# Short task
Your task is to output the entries below word for word.

# Entries supplied
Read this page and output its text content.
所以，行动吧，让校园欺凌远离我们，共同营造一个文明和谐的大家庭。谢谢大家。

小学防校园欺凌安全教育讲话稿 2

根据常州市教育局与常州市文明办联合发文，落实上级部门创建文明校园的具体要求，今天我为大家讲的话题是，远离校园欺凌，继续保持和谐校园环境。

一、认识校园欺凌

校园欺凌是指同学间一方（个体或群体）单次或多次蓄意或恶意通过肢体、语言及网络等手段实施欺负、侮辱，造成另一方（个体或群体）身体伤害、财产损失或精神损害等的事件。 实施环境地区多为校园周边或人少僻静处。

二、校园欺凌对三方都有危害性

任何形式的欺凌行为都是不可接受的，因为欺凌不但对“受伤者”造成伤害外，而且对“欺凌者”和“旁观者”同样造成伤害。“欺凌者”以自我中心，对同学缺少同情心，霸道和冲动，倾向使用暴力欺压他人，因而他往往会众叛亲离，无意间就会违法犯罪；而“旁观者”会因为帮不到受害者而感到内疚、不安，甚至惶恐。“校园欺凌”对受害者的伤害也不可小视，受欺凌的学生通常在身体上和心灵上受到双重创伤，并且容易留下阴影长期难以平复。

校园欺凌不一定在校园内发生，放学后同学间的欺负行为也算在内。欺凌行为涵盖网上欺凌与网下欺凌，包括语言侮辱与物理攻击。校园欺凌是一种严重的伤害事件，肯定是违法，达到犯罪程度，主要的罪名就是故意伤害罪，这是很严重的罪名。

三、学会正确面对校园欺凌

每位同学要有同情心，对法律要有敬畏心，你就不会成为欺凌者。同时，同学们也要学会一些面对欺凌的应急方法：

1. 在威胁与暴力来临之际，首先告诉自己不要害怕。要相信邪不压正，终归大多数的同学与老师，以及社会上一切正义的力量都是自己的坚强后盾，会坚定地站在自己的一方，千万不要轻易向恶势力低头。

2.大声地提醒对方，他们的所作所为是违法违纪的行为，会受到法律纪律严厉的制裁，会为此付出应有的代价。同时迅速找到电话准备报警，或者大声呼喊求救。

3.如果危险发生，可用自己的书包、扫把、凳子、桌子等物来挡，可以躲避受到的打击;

# Output below
Read this page and output its text content.
所以，行动吧，让校园欺凌远离我们，共同营造一个文明和谐的大家庭。谢谢大家。

小学防校园欺凌安全教育讲话稿 2

根据常州市教育局与常州市文明办联合发文，落实上级部门创建文明校园的具体要求，今天我为大家讲的话题是，远离校园欺凌，继续保持和谐校园环境。

一、认识校园欺凌

校园欺凌是指同学间一方（个体或群体）单次或多次蓄意或恶意通过肢体、语言及网络等手段实施欺负、侮辱，造成另一方（个体或群体）身体伤害、财产损失或精神损害等的事件。 实施环境地区多为校园周边或人少僻静处。

二、校园欺凌对三方都有危害性

任何形式的欺凌行为都是不可接受的，因为欺凌不但对“受伤者”造成伤害外，而且对“欺凌者”和“旁观者”同样造成伤害。“欺凌者”以自我中心，对同学缺少同情心，霸道和冲动，倾向使用暴力欺压他人，因而他往往会众叛亲离，无意间就会违法犯罪；而“旁观者”会因为帮不到受害者而感到内疚、不安，甚至惶恐。“校园欺凌”对受害者的伤害也不可小视，受欺凌的学生通常在身体上和心灵上受到双重创伤，并且容易留下阴影长期难以平复。

校园欺凌不一定在校园内发生，放学后同学间的欺负行为也算在内。欺凌行为涵盖网上欺凌与网下欺凌，包括语言侮辱与物理攻击。校园欺凌是一种严重的伤害事件，肯定是违法，达到犯罪程度，主要的罪名就是故意伤害罪，这是很严重的罪名。

三、学会正确面对校园欺凌

每位同学要有同情心，对法律要有敬畏心，你就不会成为欺凌者。同时，同学们也要学会一些面对欺凌的应急方法：

1. 在威胁与暴力来临之际，首先告诉自己不要害怕。要相信邪不压正，终归大多数的同学与老师，以及社会上一切正义的力量都是自己的坚强后盾，会坚定地站在自己的一方，千万不要轻易向恶势力低头。

2.大声地提醒对方，他们的所作所为是违法违纪的行为，会受到法律纪律严厉的制裁，会为此付出应有的代价。同时迅速找到电话准备报警，或者大声呼喊求救。

3.如果危险发生，可用自己的书包、扫把、凳子、桌子等物来挡，可以躲避受到的打击;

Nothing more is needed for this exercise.